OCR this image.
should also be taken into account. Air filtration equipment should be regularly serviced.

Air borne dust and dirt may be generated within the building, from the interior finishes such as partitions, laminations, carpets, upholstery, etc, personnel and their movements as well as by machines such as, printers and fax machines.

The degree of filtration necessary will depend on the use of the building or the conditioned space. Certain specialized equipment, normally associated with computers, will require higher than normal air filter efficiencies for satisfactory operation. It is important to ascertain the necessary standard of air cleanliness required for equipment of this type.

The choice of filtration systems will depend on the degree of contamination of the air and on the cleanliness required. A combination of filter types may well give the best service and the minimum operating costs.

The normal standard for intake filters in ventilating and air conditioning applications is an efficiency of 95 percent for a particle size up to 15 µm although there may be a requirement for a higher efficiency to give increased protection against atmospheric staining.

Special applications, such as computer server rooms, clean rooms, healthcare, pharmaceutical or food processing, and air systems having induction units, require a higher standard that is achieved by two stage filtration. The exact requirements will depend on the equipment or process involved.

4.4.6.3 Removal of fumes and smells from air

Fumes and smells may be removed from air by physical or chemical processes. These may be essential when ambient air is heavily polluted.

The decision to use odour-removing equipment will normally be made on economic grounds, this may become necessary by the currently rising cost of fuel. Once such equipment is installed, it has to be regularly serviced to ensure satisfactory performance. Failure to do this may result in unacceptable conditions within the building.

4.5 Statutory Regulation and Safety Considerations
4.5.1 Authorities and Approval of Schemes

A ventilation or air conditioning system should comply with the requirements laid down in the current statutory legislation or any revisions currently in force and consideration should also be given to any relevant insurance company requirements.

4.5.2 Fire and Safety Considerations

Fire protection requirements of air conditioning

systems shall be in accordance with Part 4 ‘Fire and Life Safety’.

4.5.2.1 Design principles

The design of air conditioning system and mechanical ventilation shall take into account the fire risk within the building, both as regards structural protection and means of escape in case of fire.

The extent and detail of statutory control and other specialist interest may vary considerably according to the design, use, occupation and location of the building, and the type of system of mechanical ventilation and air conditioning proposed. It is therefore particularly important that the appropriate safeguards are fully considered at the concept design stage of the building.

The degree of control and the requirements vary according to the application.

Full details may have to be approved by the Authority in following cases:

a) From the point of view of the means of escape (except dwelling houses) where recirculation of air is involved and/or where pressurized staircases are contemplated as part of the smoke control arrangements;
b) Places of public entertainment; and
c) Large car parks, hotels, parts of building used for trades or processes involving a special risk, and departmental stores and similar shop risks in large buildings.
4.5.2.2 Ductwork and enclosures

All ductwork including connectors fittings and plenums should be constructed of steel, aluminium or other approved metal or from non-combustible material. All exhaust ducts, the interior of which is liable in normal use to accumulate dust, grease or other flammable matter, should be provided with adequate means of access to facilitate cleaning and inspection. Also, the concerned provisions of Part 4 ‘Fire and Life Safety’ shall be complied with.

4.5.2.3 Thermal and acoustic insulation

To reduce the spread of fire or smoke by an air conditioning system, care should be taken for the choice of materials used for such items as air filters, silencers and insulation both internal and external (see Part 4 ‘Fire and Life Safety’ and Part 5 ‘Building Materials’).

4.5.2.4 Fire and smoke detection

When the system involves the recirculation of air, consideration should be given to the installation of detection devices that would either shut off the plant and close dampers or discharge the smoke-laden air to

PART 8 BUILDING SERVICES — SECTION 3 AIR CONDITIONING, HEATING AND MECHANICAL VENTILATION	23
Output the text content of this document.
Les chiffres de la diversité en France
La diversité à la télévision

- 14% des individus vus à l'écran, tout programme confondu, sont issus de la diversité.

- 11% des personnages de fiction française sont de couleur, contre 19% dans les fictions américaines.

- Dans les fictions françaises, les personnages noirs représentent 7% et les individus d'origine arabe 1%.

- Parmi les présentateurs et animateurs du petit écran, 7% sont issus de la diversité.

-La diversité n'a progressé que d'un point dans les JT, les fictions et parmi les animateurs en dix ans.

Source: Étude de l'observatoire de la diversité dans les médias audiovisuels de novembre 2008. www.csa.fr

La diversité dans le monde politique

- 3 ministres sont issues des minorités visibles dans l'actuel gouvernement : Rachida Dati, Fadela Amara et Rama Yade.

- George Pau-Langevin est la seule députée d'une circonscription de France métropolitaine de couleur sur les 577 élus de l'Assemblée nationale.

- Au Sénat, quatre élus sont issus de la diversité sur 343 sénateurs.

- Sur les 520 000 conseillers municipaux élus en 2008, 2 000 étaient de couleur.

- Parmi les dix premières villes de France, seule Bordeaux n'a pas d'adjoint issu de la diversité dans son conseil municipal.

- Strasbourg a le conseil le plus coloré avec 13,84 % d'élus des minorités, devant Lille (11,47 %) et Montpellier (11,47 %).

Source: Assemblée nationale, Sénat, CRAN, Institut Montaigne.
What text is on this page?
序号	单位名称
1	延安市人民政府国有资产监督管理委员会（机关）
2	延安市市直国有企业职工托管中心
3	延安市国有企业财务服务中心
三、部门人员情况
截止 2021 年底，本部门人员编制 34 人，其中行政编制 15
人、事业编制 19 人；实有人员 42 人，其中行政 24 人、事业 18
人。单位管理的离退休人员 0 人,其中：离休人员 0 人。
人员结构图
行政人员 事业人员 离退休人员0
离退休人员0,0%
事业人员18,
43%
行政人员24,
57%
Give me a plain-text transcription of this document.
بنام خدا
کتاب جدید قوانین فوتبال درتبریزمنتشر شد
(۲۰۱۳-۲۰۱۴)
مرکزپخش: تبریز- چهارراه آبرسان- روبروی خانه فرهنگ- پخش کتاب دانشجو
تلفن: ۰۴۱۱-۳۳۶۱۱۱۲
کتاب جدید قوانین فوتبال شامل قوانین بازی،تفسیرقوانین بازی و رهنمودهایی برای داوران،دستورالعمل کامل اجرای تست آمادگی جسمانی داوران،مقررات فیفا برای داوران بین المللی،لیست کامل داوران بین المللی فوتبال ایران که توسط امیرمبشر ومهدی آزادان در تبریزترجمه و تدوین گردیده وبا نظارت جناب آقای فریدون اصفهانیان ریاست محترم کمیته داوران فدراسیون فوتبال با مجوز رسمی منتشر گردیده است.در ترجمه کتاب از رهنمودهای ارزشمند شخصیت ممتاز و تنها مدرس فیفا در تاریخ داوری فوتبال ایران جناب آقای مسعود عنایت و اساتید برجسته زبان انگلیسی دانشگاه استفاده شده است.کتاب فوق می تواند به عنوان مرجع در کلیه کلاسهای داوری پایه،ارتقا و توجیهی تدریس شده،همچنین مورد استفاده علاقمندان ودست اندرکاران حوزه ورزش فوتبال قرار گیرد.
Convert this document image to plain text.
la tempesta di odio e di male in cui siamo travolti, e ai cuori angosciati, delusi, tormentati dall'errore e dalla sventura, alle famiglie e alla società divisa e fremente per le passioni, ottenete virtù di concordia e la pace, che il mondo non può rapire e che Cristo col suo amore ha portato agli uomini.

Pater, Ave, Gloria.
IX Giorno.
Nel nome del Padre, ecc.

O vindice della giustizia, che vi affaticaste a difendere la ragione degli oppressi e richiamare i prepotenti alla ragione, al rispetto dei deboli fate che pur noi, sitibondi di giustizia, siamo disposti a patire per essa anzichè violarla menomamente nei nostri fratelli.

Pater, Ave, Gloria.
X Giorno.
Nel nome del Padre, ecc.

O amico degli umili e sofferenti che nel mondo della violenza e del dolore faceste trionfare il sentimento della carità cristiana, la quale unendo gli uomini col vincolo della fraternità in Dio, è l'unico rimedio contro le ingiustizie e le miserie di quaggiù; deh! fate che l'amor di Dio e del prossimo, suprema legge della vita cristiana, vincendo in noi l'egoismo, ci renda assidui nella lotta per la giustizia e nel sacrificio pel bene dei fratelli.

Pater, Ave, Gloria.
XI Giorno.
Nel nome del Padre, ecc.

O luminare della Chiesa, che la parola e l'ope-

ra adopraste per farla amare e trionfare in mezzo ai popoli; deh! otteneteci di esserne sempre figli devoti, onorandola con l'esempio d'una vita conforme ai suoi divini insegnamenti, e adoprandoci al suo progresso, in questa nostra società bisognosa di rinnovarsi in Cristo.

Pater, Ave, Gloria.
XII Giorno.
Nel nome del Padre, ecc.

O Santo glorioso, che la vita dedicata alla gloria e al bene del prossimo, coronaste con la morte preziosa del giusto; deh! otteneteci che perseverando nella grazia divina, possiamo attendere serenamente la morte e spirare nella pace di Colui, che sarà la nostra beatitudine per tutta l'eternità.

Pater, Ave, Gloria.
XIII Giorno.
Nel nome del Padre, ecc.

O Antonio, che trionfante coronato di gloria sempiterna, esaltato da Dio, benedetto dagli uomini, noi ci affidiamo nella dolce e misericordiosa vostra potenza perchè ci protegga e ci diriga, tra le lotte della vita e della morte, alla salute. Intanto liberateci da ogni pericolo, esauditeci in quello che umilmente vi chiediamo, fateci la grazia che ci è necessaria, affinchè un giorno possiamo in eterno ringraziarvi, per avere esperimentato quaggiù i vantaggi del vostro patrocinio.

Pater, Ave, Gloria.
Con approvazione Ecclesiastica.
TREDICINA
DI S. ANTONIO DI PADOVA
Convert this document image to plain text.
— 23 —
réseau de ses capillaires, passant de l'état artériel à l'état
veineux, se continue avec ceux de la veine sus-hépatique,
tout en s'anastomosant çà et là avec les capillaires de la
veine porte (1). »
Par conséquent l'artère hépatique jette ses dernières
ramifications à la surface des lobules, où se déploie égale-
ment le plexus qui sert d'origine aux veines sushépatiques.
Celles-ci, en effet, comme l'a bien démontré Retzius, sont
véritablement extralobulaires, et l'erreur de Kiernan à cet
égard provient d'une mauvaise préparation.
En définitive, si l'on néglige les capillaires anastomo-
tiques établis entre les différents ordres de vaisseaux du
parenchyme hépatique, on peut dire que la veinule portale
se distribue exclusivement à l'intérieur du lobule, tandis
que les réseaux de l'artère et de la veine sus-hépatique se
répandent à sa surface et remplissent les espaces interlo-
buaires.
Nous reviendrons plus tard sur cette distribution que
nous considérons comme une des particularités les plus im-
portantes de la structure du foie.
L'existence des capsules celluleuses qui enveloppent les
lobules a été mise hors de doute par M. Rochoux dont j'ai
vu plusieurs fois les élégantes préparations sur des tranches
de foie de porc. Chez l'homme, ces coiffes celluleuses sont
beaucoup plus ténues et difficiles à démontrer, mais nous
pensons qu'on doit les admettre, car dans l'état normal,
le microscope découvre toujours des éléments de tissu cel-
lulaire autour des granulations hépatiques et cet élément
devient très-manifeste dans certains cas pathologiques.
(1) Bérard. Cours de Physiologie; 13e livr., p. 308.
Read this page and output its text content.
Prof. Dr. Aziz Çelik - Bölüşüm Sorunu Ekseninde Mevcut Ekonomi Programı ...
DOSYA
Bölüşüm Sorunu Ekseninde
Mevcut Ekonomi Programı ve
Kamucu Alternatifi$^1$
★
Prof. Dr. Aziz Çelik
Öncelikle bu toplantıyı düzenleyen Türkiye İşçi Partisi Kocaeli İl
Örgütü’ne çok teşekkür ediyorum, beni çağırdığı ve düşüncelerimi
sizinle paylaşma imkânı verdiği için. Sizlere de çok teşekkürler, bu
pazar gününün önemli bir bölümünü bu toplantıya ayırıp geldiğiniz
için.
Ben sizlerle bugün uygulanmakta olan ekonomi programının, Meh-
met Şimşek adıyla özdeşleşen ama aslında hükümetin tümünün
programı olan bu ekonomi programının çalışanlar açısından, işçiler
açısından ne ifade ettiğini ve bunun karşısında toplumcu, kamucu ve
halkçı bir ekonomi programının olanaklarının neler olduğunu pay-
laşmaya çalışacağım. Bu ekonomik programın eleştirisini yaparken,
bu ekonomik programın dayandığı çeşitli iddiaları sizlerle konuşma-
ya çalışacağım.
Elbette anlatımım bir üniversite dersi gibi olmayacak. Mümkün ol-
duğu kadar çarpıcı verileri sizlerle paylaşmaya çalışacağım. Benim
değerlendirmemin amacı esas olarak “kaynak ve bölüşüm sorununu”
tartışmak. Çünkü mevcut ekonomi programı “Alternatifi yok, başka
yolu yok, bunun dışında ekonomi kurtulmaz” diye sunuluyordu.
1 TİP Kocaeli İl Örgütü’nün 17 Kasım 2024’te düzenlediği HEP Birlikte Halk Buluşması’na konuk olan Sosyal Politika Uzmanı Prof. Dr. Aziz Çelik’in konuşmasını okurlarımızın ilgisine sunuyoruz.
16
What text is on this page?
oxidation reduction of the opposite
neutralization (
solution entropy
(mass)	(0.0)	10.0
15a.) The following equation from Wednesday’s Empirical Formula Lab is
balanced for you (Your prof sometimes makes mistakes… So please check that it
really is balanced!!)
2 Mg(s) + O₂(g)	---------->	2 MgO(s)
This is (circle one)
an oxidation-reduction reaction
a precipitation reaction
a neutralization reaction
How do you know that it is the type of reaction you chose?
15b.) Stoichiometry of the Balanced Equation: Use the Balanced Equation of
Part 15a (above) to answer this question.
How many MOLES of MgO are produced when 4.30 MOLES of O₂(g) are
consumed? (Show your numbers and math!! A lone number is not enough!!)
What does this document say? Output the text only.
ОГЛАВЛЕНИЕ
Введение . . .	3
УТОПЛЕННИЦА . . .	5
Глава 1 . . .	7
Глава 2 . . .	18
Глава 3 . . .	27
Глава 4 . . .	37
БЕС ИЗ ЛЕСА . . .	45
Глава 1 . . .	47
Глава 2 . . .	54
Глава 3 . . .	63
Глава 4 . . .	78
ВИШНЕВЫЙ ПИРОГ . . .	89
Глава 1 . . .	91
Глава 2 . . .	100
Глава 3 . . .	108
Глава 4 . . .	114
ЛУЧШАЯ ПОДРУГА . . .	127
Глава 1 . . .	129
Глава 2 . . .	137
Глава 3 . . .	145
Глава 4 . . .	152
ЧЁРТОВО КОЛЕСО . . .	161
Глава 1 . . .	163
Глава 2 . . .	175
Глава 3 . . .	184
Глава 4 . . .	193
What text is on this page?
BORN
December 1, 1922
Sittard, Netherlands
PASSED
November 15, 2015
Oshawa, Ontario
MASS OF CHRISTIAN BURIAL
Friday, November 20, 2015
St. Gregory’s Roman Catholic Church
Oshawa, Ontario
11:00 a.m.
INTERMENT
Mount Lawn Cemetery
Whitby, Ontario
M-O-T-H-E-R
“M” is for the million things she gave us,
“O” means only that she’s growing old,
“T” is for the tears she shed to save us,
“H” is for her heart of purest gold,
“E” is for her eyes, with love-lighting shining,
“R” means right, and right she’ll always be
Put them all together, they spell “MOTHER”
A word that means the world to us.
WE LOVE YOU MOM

====

Find all the lines containing "content" in the material, then copy them.

Output the text content of this document.
Read this page and output its text content.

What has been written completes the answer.